Problem - Identify each line holding the string "Unspecified" and copy it.

Records for this task -

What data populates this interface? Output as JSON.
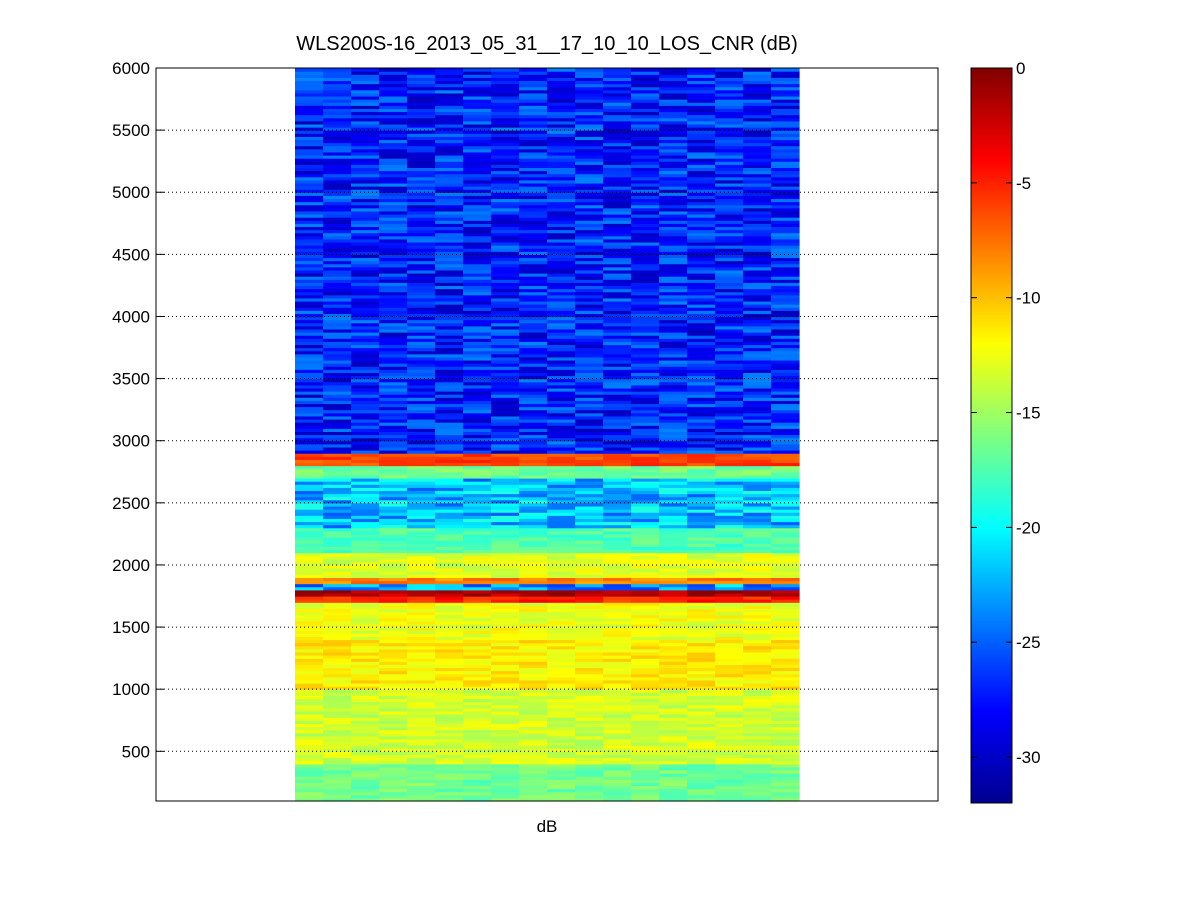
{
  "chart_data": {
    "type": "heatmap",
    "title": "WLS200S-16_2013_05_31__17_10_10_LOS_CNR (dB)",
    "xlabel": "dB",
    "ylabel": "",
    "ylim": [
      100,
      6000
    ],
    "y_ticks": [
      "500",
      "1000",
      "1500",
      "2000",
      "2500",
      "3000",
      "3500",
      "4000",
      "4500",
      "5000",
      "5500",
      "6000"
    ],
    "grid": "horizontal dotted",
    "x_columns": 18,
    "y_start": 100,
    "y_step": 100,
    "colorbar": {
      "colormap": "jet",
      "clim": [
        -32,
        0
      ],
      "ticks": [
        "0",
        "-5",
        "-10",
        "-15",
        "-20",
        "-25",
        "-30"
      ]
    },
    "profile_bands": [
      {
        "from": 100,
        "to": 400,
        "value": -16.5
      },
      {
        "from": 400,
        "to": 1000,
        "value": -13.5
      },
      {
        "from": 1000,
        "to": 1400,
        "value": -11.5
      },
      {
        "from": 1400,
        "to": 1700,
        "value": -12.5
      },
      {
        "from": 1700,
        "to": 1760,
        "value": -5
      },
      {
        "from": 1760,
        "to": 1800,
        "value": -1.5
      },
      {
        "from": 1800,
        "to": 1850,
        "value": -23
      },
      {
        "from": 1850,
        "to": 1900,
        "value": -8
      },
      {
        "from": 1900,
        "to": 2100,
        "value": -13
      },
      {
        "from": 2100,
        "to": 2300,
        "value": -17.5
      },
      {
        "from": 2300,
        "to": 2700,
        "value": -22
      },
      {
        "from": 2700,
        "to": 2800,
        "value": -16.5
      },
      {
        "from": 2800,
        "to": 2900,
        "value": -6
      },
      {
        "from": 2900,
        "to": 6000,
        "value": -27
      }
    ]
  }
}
...
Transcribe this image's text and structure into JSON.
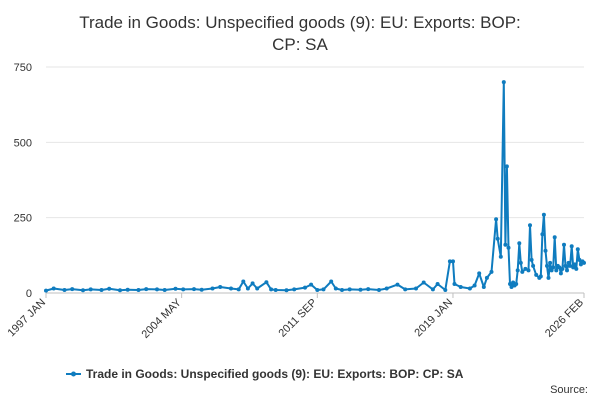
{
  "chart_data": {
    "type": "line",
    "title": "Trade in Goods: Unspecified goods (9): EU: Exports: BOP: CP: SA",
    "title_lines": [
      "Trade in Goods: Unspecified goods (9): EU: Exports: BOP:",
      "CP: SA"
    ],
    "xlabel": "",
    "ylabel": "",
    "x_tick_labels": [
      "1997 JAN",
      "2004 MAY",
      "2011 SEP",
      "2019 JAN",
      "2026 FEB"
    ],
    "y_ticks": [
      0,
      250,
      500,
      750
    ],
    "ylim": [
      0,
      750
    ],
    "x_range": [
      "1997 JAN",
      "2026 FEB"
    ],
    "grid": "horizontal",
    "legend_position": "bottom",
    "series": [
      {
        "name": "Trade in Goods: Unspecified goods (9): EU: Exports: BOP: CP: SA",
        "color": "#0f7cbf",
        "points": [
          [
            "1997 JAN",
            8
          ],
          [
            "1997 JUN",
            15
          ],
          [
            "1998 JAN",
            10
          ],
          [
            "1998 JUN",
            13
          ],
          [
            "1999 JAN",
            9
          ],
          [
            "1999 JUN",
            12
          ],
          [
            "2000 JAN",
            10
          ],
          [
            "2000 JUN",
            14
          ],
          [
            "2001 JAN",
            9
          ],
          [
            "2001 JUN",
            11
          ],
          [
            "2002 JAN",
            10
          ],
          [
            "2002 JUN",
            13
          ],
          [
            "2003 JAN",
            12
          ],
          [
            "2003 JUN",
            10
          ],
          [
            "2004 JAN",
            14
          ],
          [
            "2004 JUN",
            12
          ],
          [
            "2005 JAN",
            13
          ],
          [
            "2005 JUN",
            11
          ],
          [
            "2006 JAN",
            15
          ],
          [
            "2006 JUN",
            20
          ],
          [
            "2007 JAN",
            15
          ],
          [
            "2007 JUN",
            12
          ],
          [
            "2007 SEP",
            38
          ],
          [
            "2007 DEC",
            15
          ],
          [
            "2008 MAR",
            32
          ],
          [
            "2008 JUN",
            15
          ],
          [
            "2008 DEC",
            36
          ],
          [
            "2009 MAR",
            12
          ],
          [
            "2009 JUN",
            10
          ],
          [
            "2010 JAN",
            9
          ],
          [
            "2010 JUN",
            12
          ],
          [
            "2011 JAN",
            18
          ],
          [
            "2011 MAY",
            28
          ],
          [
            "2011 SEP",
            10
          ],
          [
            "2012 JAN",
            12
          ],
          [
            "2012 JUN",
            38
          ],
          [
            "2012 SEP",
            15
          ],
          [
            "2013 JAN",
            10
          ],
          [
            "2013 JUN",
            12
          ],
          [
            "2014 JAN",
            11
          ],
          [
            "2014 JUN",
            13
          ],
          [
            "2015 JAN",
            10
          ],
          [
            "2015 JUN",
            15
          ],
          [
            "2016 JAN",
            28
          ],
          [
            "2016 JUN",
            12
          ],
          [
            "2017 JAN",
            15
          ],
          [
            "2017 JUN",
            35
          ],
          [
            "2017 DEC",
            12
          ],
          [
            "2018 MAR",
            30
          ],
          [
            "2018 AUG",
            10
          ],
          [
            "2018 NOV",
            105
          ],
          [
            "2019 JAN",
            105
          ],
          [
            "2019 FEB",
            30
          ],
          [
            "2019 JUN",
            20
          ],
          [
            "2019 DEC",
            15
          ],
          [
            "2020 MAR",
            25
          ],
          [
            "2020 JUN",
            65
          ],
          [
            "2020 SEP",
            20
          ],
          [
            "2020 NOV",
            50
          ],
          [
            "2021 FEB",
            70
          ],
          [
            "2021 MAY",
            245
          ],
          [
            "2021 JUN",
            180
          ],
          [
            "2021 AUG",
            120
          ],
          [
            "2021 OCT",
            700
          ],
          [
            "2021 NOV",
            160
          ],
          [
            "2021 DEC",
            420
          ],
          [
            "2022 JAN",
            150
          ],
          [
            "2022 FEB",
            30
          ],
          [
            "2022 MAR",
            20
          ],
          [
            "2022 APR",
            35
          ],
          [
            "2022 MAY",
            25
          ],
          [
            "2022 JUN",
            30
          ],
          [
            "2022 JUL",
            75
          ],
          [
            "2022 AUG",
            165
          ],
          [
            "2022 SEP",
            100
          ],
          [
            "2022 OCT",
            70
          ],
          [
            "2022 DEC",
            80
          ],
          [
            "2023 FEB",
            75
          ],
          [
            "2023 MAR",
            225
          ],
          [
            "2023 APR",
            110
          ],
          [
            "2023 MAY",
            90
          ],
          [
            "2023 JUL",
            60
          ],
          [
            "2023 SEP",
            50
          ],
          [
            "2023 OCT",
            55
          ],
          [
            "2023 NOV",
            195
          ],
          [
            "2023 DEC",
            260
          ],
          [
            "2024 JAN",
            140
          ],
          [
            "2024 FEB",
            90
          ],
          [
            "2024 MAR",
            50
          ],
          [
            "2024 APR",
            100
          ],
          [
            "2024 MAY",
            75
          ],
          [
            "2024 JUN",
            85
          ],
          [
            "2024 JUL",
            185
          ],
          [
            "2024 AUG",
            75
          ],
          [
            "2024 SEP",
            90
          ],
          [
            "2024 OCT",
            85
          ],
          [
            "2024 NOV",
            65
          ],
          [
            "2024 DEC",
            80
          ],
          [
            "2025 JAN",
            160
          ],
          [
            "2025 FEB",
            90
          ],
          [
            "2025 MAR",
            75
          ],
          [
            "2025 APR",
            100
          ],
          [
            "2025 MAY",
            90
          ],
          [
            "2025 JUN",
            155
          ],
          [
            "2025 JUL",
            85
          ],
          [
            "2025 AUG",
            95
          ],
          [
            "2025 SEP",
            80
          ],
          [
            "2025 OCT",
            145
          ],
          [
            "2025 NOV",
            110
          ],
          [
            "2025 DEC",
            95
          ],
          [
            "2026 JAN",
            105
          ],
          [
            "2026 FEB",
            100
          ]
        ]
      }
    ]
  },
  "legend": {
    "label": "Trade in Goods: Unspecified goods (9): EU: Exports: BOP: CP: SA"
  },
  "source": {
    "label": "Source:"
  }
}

The reply -
    "title": "Trade in Goods: Unspecified goods (9): EU: Exports: BOP: CP: SA",
      "Trade in Goods: Unspecified goods (9): EU: Exports: BOP:",
        "name": "Trade in Goods: Unspecified goods (9): EU: Exports: BOP: CP: SA",
    "label": "Trade in Goods: Unspecified goods (9): EU: Exports: BOP: CP: SA"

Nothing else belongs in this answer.